■ The task
Your task is to give the listing below back word for word, pictures excluded.

■ Information given
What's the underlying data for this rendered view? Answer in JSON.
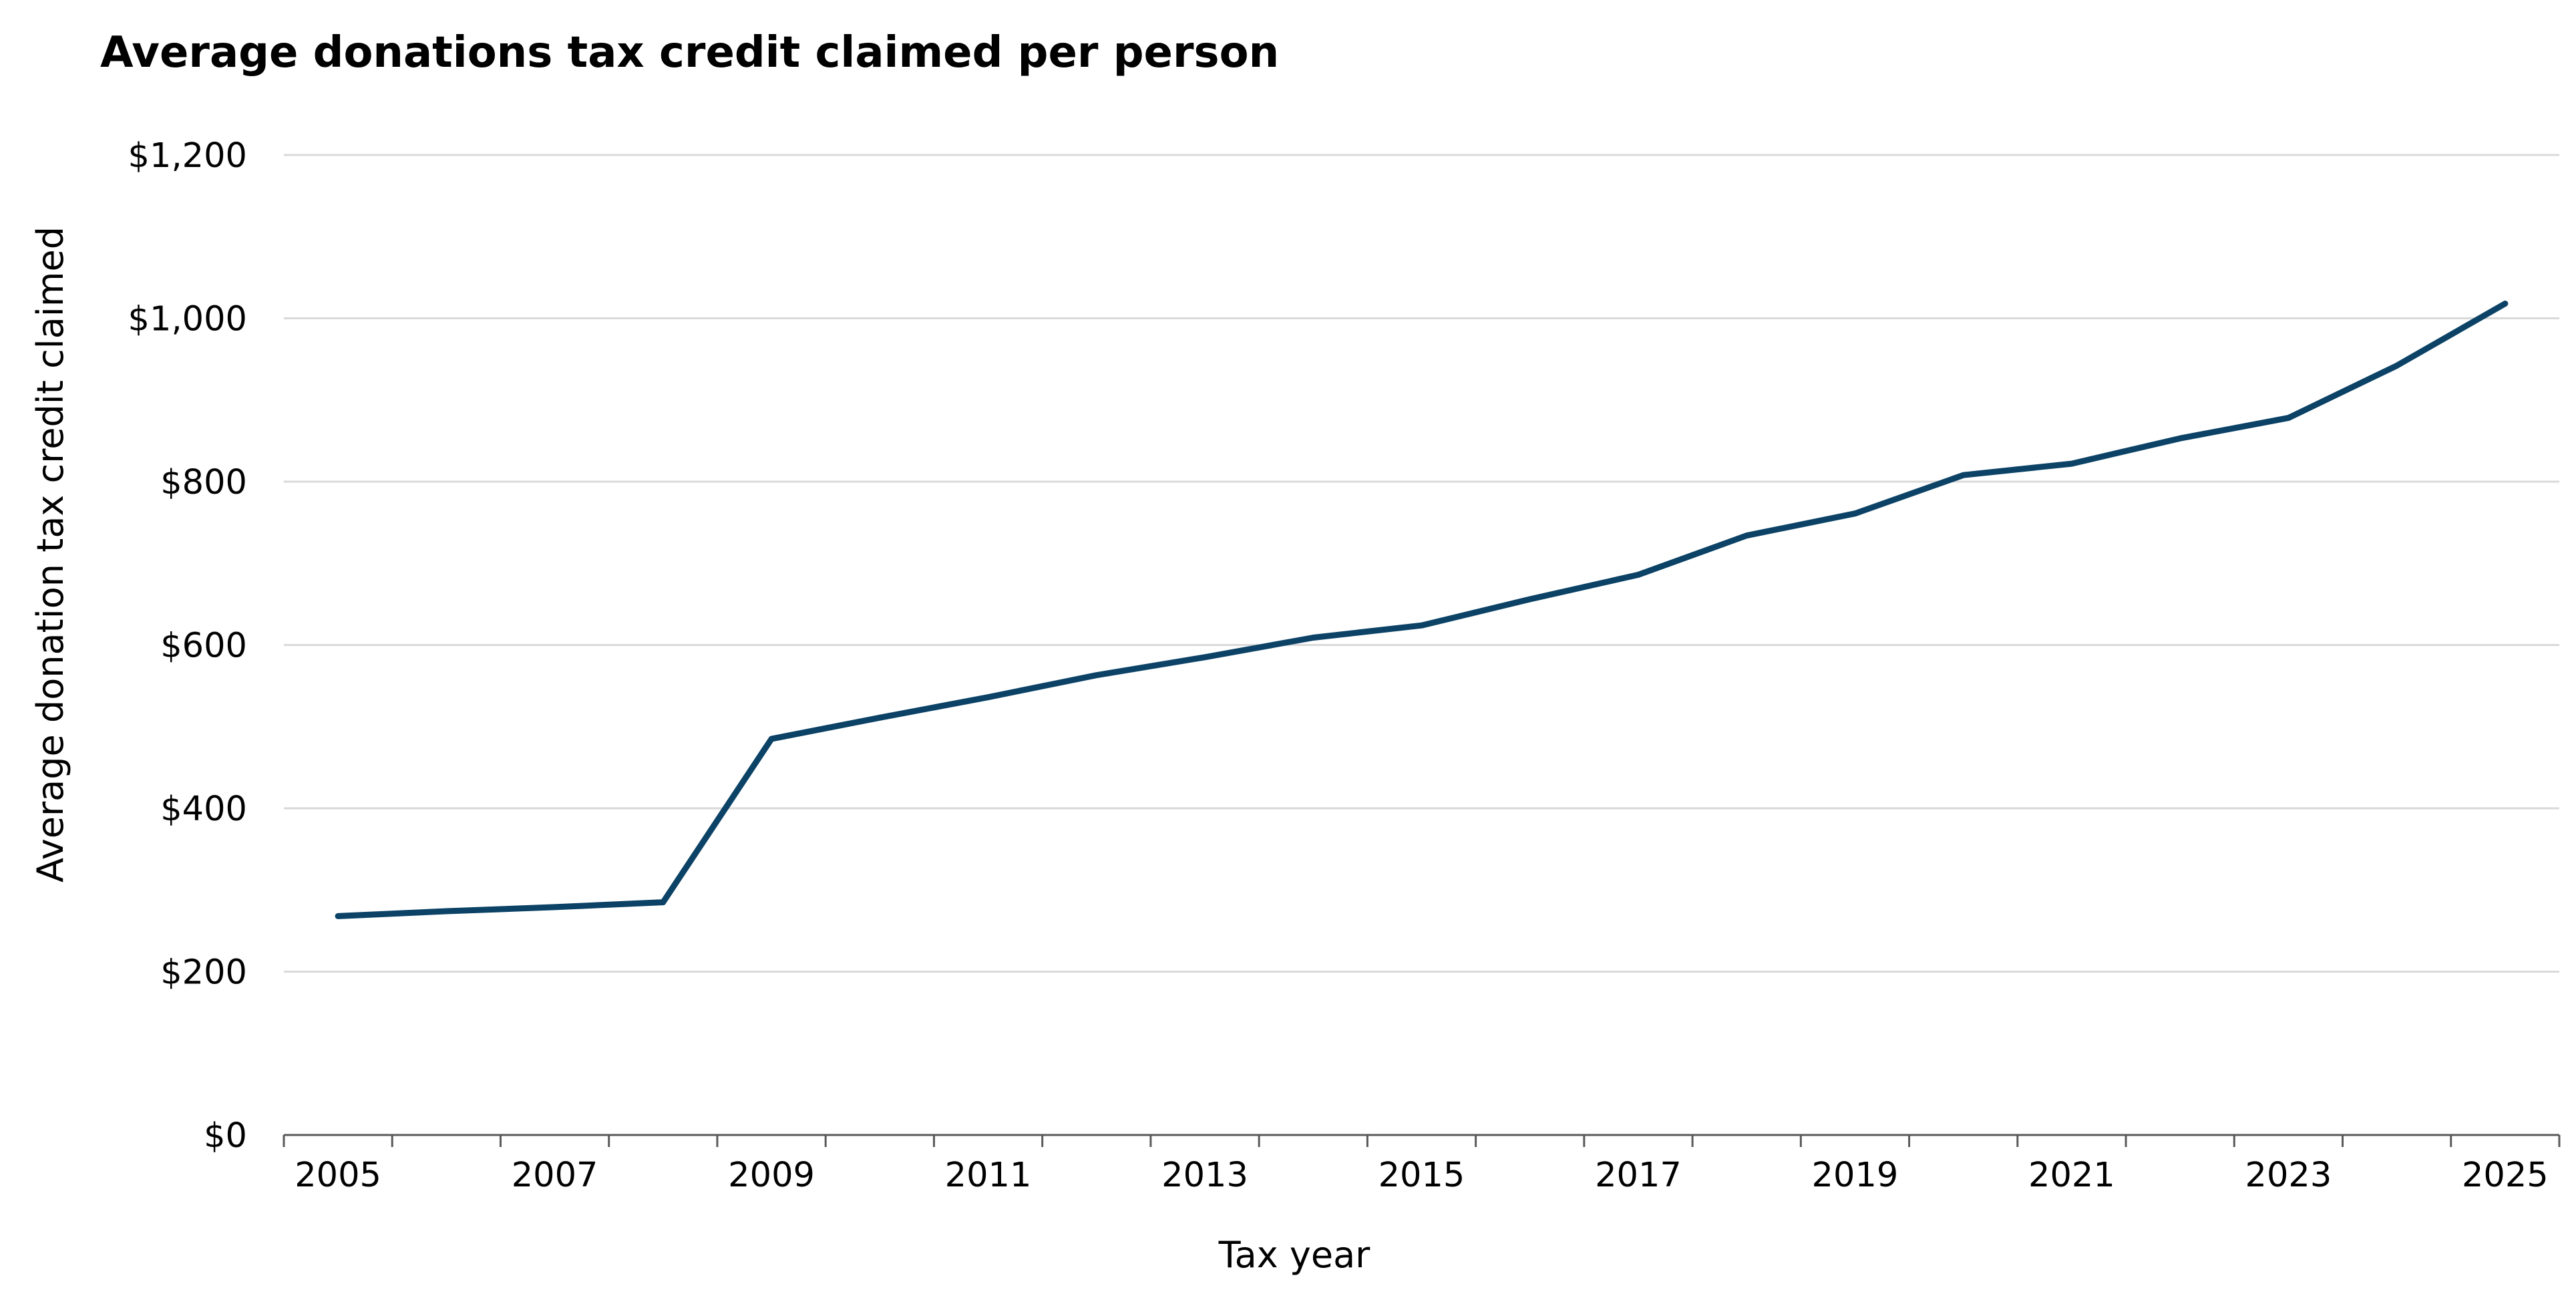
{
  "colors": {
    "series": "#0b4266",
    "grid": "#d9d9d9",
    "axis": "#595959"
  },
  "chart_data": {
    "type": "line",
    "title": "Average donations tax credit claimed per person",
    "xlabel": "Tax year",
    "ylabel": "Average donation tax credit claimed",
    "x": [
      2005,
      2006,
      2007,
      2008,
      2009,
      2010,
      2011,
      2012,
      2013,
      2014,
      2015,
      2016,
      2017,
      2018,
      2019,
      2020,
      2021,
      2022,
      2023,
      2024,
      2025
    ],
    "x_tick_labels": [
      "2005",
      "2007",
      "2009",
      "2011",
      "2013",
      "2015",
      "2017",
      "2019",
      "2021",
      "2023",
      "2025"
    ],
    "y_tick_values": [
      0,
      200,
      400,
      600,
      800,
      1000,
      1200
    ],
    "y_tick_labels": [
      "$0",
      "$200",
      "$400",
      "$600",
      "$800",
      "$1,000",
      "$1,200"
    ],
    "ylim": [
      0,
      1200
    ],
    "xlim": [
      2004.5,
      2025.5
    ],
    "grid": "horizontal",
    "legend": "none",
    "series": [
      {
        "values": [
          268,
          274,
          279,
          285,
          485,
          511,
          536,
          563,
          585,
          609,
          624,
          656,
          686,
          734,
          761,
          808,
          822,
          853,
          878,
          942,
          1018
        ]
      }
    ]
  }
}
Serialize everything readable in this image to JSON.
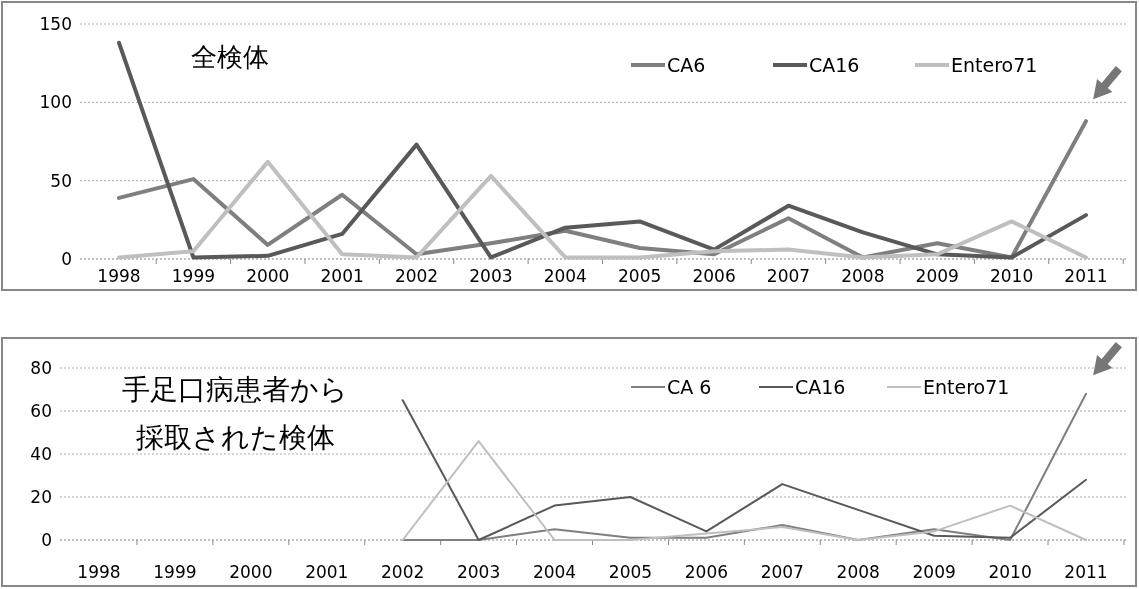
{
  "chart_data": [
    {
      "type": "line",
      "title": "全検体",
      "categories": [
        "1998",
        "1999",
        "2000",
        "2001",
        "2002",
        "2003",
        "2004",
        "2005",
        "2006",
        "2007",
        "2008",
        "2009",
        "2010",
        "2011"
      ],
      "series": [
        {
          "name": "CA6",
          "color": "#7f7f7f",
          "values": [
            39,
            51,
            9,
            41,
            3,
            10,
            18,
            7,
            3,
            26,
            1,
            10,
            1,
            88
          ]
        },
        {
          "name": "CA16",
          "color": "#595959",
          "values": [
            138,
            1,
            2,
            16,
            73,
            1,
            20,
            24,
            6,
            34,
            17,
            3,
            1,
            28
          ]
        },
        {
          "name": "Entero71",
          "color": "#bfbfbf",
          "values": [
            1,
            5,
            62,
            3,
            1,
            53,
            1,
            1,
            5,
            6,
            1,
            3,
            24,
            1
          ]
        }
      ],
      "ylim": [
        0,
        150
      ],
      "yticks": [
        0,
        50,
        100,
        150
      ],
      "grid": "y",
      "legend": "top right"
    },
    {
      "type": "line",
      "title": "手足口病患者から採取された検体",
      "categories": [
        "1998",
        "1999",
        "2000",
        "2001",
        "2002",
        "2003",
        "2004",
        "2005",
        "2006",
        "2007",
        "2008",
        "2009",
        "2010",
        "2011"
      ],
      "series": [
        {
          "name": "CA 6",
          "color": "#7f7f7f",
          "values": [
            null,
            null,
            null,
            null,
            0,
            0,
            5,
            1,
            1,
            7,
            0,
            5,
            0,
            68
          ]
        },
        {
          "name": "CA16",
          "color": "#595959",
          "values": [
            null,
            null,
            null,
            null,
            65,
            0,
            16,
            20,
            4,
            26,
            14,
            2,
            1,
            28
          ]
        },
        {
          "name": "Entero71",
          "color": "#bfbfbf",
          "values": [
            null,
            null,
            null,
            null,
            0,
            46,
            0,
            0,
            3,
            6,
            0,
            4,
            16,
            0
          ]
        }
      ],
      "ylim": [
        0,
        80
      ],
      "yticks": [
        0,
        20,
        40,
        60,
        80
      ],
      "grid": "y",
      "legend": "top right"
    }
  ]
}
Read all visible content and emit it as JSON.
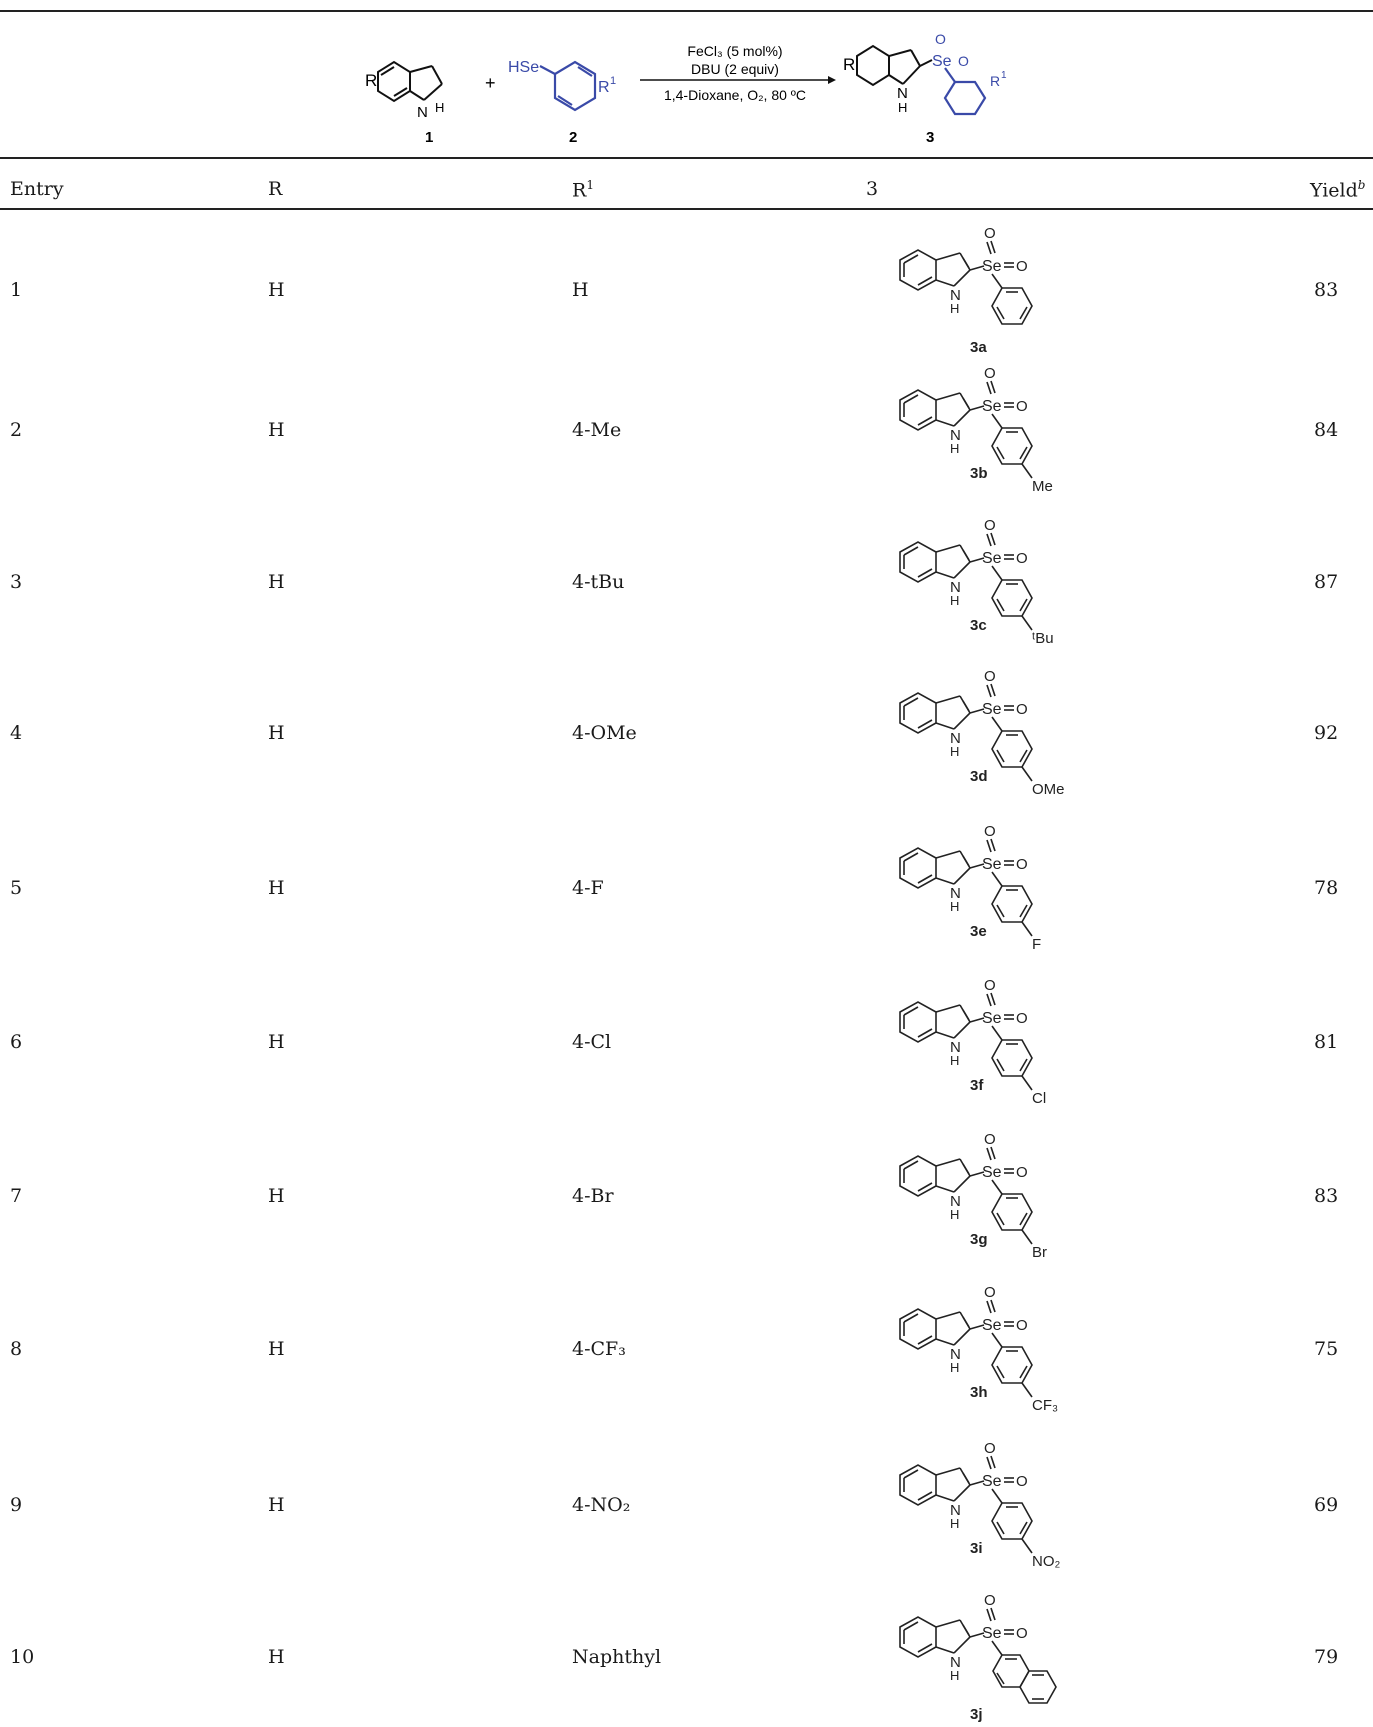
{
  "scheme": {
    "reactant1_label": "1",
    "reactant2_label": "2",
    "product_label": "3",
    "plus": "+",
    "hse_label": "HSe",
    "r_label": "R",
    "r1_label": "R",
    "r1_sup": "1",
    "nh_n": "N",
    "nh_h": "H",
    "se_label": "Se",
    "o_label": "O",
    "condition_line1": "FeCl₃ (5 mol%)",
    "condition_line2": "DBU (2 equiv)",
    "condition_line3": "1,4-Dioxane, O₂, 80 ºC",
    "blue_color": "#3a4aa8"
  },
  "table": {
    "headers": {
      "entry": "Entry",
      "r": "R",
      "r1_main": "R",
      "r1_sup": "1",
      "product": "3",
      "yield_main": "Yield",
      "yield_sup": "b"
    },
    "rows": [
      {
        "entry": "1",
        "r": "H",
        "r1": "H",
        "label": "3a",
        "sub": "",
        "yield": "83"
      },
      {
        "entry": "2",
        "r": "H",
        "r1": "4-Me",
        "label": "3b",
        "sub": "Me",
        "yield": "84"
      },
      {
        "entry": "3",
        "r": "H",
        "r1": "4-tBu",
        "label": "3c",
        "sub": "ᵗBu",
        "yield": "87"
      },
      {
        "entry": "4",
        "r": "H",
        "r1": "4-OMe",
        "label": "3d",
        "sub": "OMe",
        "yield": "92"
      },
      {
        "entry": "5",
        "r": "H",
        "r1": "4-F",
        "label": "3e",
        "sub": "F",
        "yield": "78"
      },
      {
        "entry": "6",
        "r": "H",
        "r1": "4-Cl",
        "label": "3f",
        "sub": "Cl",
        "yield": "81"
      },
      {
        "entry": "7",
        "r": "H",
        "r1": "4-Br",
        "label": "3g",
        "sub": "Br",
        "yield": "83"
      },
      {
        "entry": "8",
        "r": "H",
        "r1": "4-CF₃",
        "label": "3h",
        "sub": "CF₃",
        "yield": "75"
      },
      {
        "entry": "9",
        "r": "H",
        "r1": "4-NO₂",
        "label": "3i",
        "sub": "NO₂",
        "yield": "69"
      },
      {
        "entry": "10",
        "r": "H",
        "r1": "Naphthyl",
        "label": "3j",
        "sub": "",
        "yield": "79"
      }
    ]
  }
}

■ Full answer
What's the underlying data for this rendered view? Answer in JSON.
{
  "colors": {
    "series": "#0b4266",
    "grid": "#d9d9d9",
    "axis": "#595959"
  },
  "chart_data": {
    "type": "line",
    "title": "Average donations tax credit claimed per person",
    "xlabel": "Tax year",
    "ylabel": "Average donation tax credit claimed",
    "x": [
      2005,
      2006,
      2007,
      2008,
      2009,
      2010,
      2011,
      2012,
      2013,
      2014,
      2015,
      2016,
      2017,
      2018,
      2019,
      2020,
      2021,
      2022,
      2023,
      2024,
      2025
    ],
    "x_tick_labels": [
      "2005",
      "2007",
      "2009",
      "2011",
      "2013",
      "2015",
      "2017",
      "2019",
      "2021",
      "2023",
      "2025"
    ],
    "y_tick_values": [
      0,
      200,
      400,
      600,
      800,
      1000,
      1200
    ],
    "y_tick_labels": [
      "$0",
      "$200",
      "$400",
      "$600",
      "$800",
      "$1,000",
      "$1,200"
    ],
    "ylim": [
      0,
      1200
    ],
    "xlim": [
      2004.5,
      2025.5
    ],
    "grid": "horizontal",
    "legend": "none",
    "series": [
      {
        "values": [
          268,
          274,
          279,
          285,
          485,
          511,
          536,
          563,
          585,
          609,
          624,
          656,
          686,
          734,
          761,
          808,
          822,
          853,
          878,
          942,
          1018
        ]
      }
    ]
  }
}
Serialize everything readable in this image to JSON.
{
  "chart_data": [
    {
      "type": "line",
      "title": "全検体",
      "categories": [
        "1998",
        "1999",
        "2000",
        "2001",
        "2002",
        "2003",
        "2004",
        "2005",
        "2006",
        "2007",
        "2008",
        "2009",
        "2010",
        "2011"
      ],
      "series": [
        {
          "name": "CA6",
          "color": "#7f7f7f",
          "values": [
            39,
            51,
            9,
            41,
            3,
            10,
            18,
            7,
            3,
            26,
            1,
            10,
            1,
            88
          ]
        },
        {
          "name": "CA16",
          "color": "#595959",
          "values": [
            138,
            1,
            2,
            16,
            73,
            1,
            20,
            24,
            6,
            34,
            17,
            3,
            1,
            28
          ]
        },
        {
          "name": "Entero71",
          "color": "#bfbfbf",
          "values": [
            1,
            5,
            62,
            3,
            1,
            53,
            1,
            1,
            5,
            6,
            1,
            3,
            24,
            1
          ]
        }
      ],
      "ylim": [
        0,
        150
      ],
      "yticks": [
        0,
        50,
        100,
        150
      ],
      "grid": "y",
      "legend": "top right"
    },
    {
      "type": "line",
      "title": "手足口病患者から採取された検体",
      "categories": [
        "1998",
        "1999",
        "2000",
        "2001",
        "2002",
        "2003",
        "2004",
        "2005",
        "2006",
        "2007",
        "2008",
        "2009",
        "2010",
        "2011"
      ],
      "series": [
        {
          "name": "CA 6",
          "color": "#7f7f7f",
          "values": [
            null,
            null,
            null,
            null,
            0,
            0,
            5,
            1,
            1,
            7,
            0,
            5,
            0,
            68
          ]
        },
        {
          "name": "CA16",
          "color": "#595959",
          "values": [
            null,
            null,
            null,
            null,
            65,
            0,
            16,
            20,
            4,
            26,
            14,
            2,
            1,
            28
          ]
        },
        {
          "name": "Entero71",
          "color": "#bfbfbf",
          "values": [
            null,
            null,
            null,
            null,
            0,
            46,
            0,
            0,
            3,
            6,
            0,
            4,
            16,
            0
          ]
        }
      ],
      "ylim": [
        0,
        80
      ],
      "yticks": [
        0,
        20,
        40,
        60,
        80
      ],
      "grid": "y",
      "legend": "top right"
    }
  ]
}
Read all visible content and emit it as JSON.
{
  "scheme": {
    "reactant1_label": "1",
    "reactant2_label": "2",
    "product_label": "3",
    "plus": "+",
    "hse_label": "HSe",
    "r_label": "R",
    "r1_label": "R",
    "r1_sup": "1",
    "nh_n": "N",
    "nh_h": "H",
    "se_label": "Se",
    "o_label": "O",
    "condition_line1": "FeCl₃ (5 mol%)",
    "condition_line2": "DBU (2 equiv)",
    "condition_line3": "1,4-Dioxane, O₂, 80 ºC",
    "blue_color": "#3a4aa8"
  },
  "table": {
    "headers": {
      "entry": "Entry",
      "r": "R",
      "r1_main": "R",
      "r1_sup": "1",
      "product": "3",
      "yield_main": "Yield",
      "yield_sup": "b"
    },
    "rows": [
      {
        "entry": "1",
        "r": "H",
        "r1": "H",
        "label": "3a",
        "sub": "",
        "yield": "83"
      },
      {
        "entry": "2",
        "r": "H",
        "r1": "4-Me",
        "label": "3b",
        "sub": "Me",
        "yield": "84"
      },
      {
        "entry": "3",
        "r": "H",
        "r1": "4-tBu",
        "label": "3c",
        "sub": "ᵗBu",
        "yield": "87"
      },
      {
        "entry": "4",
        "r": "H",
        "r1": "4-OMe",
        "label": "3d",
        "sub": "OMe",
        "yield": "92"
      },
      {
        "entry": "5",
        "r": "H",
        "r1": "4-F",
        "label": "3e",
        "sub": "F",
        "yield": "78"
      },
      {
        "entry": "6",
        "r": "H",
        "r1": "4-Cl",
        "label": "3f",
        "sub": "Cl",
        "yield": "81"
      },
      {
        "entry": "7",
        "r": "H",
        "r1": "4-Br",
        "label": "3g",
        "sub": "Br",
        "yield": "83"
      },
      {
        "entry": "8",
        "r": "H",
        "r1": "4-CF₃",
        "label": "3h",
        "sub": "CF₃",
        "yield": "75"
      },
      {
        "entry": "9",
        "r": "H",
        "r1": "4-NO₂",
        "label": "3i",
        "sub": "NO₂",
        "yield": "69"
      },
      {
        "entry": "10",
        "r": "H",
        "r1": "Naphthyl",
        "label": "3j",
        "sub": "",
        "yield": "79"
      }
    ]
  }
}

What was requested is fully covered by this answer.